* **What is needed**: Count how many lines in this material contain "chính". The answer is that number alone.

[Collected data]
━━━━━━━━━━━━━━━━━━━━

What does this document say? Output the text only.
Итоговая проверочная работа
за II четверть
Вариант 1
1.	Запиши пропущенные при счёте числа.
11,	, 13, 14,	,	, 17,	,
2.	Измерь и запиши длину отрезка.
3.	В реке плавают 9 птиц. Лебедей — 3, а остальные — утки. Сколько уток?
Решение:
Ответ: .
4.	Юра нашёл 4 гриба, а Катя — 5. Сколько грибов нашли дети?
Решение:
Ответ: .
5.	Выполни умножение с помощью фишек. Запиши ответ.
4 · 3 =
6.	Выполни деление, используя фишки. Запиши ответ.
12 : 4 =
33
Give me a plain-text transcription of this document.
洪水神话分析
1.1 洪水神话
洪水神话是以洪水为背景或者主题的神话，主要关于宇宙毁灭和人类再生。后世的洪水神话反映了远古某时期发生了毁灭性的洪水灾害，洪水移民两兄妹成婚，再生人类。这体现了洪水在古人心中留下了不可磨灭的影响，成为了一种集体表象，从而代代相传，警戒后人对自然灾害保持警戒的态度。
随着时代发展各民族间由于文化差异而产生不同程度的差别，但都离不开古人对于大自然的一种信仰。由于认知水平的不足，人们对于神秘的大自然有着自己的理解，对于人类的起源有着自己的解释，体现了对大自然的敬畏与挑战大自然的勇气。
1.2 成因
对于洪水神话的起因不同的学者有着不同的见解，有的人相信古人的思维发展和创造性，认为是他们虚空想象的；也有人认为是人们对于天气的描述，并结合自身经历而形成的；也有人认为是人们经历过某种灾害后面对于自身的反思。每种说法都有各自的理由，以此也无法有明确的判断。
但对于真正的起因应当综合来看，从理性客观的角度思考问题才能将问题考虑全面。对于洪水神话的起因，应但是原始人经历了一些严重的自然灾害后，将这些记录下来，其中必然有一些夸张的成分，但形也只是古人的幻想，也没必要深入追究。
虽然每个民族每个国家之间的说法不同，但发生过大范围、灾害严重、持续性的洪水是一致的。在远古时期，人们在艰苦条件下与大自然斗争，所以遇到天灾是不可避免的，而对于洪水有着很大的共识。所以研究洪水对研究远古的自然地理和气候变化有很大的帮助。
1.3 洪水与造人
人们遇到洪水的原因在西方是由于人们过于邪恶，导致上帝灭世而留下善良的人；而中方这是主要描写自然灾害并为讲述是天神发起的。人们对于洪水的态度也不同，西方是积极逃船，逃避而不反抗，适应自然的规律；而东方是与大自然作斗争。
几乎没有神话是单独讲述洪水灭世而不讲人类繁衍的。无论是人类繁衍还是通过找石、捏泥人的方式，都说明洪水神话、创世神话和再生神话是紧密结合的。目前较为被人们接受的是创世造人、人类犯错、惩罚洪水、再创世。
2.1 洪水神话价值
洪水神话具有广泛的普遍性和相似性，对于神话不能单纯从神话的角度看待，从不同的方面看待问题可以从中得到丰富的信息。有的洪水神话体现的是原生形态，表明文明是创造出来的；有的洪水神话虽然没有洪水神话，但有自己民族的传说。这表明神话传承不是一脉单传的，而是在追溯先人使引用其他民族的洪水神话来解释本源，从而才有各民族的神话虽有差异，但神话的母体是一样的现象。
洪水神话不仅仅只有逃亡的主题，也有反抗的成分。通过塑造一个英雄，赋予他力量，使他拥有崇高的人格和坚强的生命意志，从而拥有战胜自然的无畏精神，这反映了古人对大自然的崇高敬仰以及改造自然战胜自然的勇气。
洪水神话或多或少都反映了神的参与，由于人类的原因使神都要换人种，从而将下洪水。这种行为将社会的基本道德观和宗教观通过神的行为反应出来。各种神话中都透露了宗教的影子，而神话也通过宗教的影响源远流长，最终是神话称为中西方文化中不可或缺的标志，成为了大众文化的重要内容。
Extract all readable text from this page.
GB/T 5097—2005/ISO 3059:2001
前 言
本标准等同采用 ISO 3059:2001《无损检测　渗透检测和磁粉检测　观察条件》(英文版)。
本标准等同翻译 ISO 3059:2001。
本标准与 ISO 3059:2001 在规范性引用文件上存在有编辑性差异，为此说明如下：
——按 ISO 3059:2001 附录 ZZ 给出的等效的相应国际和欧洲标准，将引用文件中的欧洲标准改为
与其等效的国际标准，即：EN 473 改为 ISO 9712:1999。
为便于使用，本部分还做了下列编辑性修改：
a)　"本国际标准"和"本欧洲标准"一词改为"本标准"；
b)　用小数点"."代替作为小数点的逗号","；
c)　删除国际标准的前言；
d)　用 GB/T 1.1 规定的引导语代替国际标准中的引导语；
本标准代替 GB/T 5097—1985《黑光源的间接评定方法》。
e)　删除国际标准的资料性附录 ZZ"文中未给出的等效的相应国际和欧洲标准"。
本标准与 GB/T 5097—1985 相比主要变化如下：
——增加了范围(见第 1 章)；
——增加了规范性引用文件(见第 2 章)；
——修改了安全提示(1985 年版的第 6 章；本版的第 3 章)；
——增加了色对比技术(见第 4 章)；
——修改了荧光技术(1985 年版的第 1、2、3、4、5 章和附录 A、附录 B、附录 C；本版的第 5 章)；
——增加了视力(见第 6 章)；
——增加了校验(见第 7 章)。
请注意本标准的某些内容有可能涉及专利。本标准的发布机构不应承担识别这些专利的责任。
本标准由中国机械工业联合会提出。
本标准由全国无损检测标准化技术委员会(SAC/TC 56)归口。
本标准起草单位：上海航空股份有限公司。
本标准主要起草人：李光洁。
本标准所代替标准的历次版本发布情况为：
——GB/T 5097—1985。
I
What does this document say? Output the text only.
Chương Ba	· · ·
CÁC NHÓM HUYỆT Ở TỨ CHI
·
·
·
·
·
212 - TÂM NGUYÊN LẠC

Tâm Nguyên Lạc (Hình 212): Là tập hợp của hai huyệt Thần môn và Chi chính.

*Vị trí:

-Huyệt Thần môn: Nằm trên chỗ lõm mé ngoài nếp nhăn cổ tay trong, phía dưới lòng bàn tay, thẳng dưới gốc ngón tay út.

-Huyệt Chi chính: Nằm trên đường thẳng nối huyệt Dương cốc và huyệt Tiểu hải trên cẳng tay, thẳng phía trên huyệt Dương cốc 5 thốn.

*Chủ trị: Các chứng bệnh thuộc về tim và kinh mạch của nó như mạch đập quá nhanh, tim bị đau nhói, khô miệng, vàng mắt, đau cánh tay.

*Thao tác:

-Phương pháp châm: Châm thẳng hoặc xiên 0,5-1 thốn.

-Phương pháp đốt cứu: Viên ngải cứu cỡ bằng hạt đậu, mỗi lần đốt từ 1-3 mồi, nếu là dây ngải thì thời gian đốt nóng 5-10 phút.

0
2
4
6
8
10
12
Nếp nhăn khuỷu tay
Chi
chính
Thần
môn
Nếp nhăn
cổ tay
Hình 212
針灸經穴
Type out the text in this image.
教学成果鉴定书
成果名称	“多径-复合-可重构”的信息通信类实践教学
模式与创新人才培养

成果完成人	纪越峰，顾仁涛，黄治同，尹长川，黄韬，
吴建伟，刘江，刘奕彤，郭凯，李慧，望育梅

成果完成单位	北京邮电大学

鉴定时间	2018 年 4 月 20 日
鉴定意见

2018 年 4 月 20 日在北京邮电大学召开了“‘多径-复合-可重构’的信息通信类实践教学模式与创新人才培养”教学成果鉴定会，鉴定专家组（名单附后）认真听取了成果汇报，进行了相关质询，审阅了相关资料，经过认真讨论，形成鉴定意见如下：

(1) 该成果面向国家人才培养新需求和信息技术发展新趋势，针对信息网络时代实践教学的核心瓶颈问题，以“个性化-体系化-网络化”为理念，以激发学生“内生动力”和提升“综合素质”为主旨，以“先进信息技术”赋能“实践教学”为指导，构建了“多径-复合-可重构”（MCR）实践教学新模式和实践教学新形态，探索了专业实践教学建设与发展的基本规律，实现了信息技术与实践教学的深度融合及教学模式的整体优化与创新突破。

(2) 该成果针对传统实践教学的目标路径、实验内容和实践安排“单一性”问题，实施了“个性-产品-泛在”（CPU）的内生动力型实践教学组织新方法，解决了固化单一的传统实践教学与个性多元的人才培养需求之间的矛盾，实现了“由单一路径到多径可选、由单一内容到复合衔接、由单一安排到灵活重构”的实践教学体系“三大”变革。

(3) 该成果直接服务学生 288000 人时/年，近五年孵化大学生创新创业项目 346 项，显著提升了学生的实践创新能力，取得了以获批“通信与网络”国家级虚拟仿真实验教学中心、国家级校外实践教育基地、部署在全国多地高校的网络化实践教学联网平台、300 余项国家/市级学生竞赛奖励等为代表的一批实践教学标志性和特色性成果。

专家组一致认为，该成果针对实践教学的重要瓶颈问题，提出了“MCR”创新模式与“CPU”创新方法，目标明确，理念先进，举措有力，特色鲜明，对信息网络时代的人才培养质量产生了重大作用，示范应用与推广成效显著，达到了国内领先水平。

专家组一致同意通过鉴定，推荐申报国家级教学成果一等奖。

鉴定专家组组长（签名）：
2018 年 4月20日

━━━━━━━━━━━━━━━━━━━━

* **The answer**: 3